[start of Records for processing]

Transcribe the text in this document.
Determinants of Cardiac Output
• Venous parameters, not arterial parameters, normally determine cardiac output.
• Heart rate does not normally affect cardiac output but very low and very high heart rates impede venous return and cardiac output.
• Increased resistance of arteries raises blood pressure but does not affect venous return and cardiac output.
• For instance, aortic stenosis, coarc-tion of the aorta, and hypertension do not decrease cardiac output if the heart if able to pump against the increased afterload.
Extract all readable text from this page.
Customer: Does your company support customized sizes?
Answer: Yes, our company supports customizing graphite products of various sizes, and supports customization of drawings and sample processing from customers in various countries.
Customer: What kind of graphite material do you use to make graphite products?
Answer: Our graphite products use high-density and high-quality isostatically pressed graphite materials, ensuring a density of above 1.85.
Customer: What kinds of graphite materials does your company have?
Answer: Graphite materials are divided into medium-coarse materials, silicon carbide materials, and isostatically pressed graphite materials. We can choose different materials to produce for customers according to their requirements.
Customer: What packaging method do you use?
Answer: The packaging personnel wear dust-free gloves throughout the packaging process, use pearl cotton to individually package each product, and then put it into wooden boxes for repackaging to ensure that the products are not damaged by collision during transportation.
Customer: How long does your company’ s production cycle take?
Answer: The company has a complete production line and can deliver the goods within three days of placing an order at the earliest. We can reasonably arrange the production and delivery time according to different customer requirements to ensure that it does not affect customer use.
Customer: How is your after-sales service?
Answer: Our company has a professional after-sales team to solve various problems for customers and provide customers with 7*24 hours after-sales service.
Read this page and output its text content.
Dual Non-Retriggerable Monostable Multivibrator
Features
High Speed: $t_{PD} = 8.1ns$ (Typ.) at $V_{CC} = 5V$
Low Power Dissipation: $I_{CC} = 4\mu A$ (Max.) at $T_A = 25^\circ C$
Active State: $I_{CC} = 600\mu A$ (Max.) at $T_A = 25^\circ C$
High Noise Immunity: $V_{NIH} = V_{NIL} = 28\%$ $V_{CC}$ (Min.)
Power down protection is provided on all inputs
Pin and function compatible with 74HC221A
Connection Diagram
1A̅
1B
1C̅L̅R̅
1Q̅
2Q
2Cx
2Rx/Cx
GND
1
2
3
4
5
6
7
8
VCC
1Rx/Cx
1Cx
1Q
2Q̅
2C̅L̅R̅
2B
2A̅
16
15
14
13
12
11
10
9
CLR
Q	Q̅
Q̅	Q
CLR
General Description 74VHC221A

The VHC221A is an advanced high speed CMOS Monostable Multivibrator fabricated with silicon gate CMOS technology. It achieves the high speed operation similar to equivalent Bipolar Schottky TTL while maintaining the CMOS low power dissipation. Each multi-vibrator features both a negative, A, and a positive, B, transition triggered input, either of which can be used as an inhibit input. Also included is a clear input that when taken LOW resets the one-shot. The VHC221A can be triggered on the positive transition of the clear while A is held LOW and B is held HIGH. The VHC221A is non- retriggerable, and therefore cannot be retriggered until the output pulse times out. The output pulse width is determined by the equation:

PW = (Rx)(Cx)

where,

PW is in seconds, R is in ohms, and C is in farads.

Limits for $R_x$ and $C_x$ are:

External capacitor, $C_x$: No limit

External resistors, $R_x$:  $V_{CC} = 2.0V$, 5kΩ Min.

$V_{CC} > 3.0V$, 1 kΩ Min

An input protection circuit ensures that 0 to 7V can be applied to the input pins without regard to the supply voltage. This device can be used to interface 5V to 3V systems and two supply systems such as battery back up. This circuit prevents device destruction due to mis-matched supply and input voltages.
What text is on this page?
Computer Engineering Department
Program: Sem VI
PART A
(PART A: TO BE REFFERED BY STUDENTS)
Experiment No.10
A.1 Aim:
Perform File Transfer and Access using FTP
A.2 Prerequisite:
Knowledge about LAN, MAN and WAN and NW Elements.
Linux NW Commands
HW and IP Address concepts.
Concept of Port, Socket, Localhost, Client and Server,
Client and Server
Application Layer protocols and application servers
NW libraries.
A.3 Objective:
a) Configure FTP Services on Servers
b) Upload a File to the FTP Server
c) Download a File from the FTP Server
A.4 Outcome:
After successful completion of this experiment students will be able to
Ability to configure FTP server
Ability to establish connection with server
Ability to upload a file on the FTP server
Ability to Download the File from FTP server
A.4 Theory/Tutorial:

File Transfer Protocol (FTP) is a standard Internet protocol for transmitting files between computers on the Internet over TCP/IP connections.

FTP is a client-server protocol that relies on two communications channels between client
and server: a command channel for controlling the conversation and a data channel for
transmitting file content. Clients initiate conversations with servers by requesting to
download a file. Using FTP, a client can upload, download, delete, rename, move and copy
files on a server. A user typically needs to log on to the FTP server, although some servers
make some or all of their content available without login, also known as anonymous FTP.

[end of Records for processing]

# Task description:
Reproduce the material in full, with no word added or dropped.

# The solution:
Transcribe the text in this document.
Determinants of Cardiac Output
• Venous parameters, not arterial parameters, normally determine cardiac output.
• Heart rate does not normally affect cardiac output but very low and very high heart rates impede venous return and cardiac output.
• Increased resistance of arteries raises blood pressure but does not affect venous return and cardiac output.
• For instance, aortic stenosis, coarc-tion of the aorta, and hypertension do not decrease cardiac output if the heart if able to pump against the increased afterload.
Extract all readable text from this page.
Customer: Does your company support customized sizes?
Answer: Yes, our company supports customizing graphite products of various sizes, and supports customization of drawings and sample processing from customers in various countries.
Customer: What kind of graphite material do you use to make graphite products?
Answer: Our graphite products use high-density and high-quality isostatically pressed graphite materials, ensuring a density of above 1.85.
Customer: What kinds of graphite materials does your company have?
Answer: Graphite materials are divided into medium-coarse materials, silicon carbide materials, and isostatically pressed graphite materials. We can choose different materials to produce for customers according to their requirements.
Customer: What packaging method do you use?
Answer: The packaging personnel wear dust-free gloves throughout the packaging process, use pearl cotton to individually package each product, and then put it into wooden boxes for repackaging to ensure that the products are not damaged by collision during transportation.
Customer: How long does your company’ s production cycle take?
Answer: The company has a complete production line and can deliver the goods within three days of placing an order at the earliest. We can reasonably arrange the production and delivery time according to different customer requirements to ensure that it does not affect customer use.
Customer: How is your after-sales service?
Answer: Our company has a professional after-sales team to solve various problems for customers and provide customers with 7*24 hours after-sales service.
Read this page and output its text content.
Dual Non-Retriggerable Monostable Multivibrator
Features
High Speed: $t_{PD} = 8.1ns$ (Typ.) at $V_{CC} = 5V$
Low Power Dissipation: $I_{CC} = 4\mu A$ (Max.) at $T_A = 25^\circ C$
Active State: $I_{CC} = 600\mu A$ (Max.) at $T_A = 25^\circ C$
High Noise Immunity: $V_{NIH} = V_{NIL} = 28\%$ $V_{CC}$ (Min.)
Power down protection is provided on all inputs
Pin and function compatible with 74HC221A
Connection Diagram
1A̅
1B
1C̅L̅R̅
1Q̅
2Q
2Cx
2Rx/Cx
GND
1
2
3
4
5
6
7
8
VCC
1Rx/Cx
1Cx
1Q
2Q̅
2C̅L̅R̅
2B
2A̅
16
15
14
13
12
11
10
9
CLR
Q	Q̅
Q̅	Q
CLR
General Description 74VHC221A

The VHC221A is an advanced high speed CMOS Monostable Multivibrator fabricated with silicon gate CMOS technology. It achieves the high speed operation similar to equivalent Bipolar Schottky TTL while maintaining the CMOS low power dissipation. Each multi-vibrator features both a negative, A, and a positive, B, transition triggered input, either of which can be used as an inhibit input. Also included is a clear input that when taken LOW resets the one-shot. The VHC221A can be triggered on the positive transition of the clear while A is held LOW and B is held HIGH. The VHC221A is non- retriggerable, and therefore cannot be retriggered until the output pulse times out. The output pulse width is determined by the equation:

PW = (Rx)(Cx)

where,

PW is in seconds, R is in ohms, and C is in farads.

Limits for $R_x$ and $C_x$ are:

External capacitor, $C_x$: No limit

External resistors, $R_x$:  $V_{CC} = 2.0V$, 5kΩ Min.

$V_{CC} > 3.0V$, 1 kΩ Min

An input protection circuit ensures that 0 to 7V can be applied to the input pins without regard to the supply voltage. This device can be used to interface 5V to 3V systems and two supply systems such as battery back up. This circuit prevents device destruction due to mis-matched supply and input voltages.
What text is on this page?
Computer Engineering Department
Program: Sem VI
PART A
(PART A: TO BE REFFERED BY STUDENTS)
Experiment No.10
A.1 Aim:
Perform File Transfer and Access using FTP
A.2 Prerequisite:
Knowledge about LAN, MAN and WAN and NW Elements.
Linux NW Commands
HW and IP Address concepts.
Concept of Port, Socket, Localhost, Client and Server,
Client and Server
Application Layer protocols and application servers
NW libraries.
A.3 Objective:
a) Configure FTP Services on Servers
b) Upload a File to the FTP Server
c) Download a File from the FTP Server
A.4 Outcome:
After successful completion of this experiment students will be able to
Ability to configure FTP server
Ability to establish connection with server
Ability to upload a file on the FTP server
Ability to Download the File from FTP server
A.4 Theory/Tutorial:

File Transfer Protocol (FTP) is a standard Internet protocol for transmitting files between computers on the Internet over TCP/IP connections.

FTP is a client-server protocol that relies on two communications channels between client
and server: a command channel for controlling the conversation and a data channel for
transmitting file content. Clients initiate conversations with servers by requesting to
download a file. Using FTP, a client can upload, download, delete, rename, move and copy
files on a server. A user typically needs to log on to the FTP server, although some servers
make some or all of their content available without login, also known as anonymous FTP.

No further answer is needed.